Repeat each line exactly as it is written.

■ **DATA ROWS**:
....

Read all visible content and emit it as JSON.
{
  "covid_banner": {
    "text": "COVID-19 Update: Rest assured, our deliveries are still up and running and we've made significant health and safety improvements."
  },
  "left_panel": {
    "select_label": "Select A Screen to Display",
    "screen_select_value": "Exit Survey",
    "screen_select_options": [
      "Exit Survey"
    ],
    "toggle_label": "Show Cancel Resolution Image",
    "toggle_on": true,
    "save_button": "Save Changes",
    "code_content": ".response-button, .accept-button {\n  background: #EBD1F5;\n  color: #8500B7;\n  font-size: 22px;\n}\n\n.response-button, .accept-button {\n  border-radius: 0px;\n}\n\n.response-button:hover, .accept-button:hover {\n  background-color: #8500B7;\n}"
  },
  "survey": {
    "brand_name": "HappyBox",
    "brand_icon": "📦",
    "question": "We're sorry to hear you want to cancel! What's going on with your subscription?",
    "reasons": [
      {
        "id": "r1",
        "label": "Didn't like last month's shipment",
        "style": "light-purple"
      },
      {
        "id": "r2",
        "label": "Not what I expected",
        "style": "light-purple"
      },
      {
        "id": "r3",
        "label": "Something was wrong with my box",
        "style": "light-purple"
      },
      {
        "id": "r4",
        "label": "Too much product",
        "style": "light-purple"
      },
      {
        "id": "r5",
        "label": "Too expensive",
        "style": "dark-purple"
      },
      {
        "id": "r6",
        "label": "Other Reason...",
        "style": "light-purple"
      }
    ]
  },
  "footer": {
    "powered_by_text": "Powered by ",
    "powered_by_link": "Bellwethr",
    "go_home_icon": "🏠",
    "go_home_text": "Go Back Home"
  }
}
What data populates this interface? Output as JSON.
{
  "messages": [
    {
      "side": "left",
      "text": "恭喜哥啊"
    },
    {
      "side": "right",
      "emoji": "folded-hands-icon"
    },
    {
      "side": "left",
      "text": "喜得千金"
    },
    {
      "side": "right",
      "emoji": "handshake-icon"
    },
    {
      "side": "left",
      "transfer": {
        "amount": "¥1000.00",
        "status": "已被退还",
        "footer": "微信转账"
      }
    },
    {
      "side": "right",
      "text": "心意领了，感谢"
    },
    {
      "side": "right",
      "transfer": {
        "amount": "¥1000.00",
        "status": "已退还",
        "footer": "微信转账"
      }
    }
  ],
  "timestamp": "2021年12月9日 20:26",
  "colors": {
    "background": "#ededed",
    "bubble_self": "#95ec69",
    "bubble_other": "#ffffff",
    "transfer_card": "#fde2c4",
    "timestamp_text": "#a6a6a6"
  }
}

....

■ **SOLUTION FOR THIS EXERCISE**:
Read all visible content and emit it as JSON.
{
  "covid_banner": {
    "text": "COVID-19 Update: Rest assured, our deliveries are still up and running and we've made significant health and safety improvements."
  },
  "left_panel": {
    "select_label": "Select A Screen to Display",
    "screen_select_value": "Exit Survey",
    "screen_select_options": [
      "Exit Survey"
    ],
    "toggle_label": "Show Cancel Resolution Image",
    "toggle_on": true,
    "save_button": "Save Changes",
    "code_content": ".response-button, .accept-button {\n  background: #EBD1F5;\n  color: #8500B7;\n  font-size: 22px;\n}\n\n.response-button, .accept-button {\n  border-radius: 0px;\n}\n\n.response-button:hover, .accept-button:hover {\n  background-color: #8500B7;\n}"
  },
  "survey": {
    "brand_name": "HappyBox",
    "brand_icon": "📦",
    "question": "We're sorry to hear you want to cancel! What's going on with your subscription?",
    "reasons": [
      {
        "id": "r1",
        "label": "Didn't like last month's shipment",
        "style": "light-purple"
      },
      {
        "id": "r2",
        "label": "Not what I expected",
        "style": "light-purple"
      },
      {
        "id": "r3",
        "label": "Something was wrong with my box",
        "style": "light-purple"
      },
      {
        "id": "r4",
        "label": "Too much product",
        "style": "light-purple"
      },
      {
        "id": "r5",
        "label": "Too expensive",
        "style": "dark-purple"
      },
      {
        "id": "r6",
        "label": "Other Reason...",
        "style": "light-purple"
      }
    ]
  },
  "footer": {
    "powered_by_text": "Powered by ",
    "powered_by_link": "Bellwethr",
    "go_home_icon": "🏠",
    "go_home_text": "Go Back Home"
  }
}
What data populates this interface? Output as JSON.
{
  "messages": [
    {
      "side": "left",
      "text": "恭喜哥啊"
    },
    {
      "side": "right",
      "emoji": "folded-hands-icon"
    },
    {
      "side": "left",
      "text": "喜得千金"
    },
    {
      "side": "right",
      "emoji": "handshake-icon"
    },
    {
      "side": "left",
      "transfer": {
        "amount": "¥1000.00",
        "status": "已被退还",
        "footer": "微信转账"
      }
    },
    {
      "side": "right",
      "text": "心意领了，感谢"
    },
    {
      "side": "right",
      "transfer": {
        "amount": "¥1000.00",
        "status": "已退还",
        "footer": "微信转账"
      }
    }
  ],
  "timestamp": "2021年12月9日 20:26",
  "colors": {
    "background": "#ededed",
    "bubble_self": "#95ec69",
    "bubble_other": "#ffffff",
    "transfer_card": "#fde2c4",
    "timestamp_text": "#a6a6a6"
  }
}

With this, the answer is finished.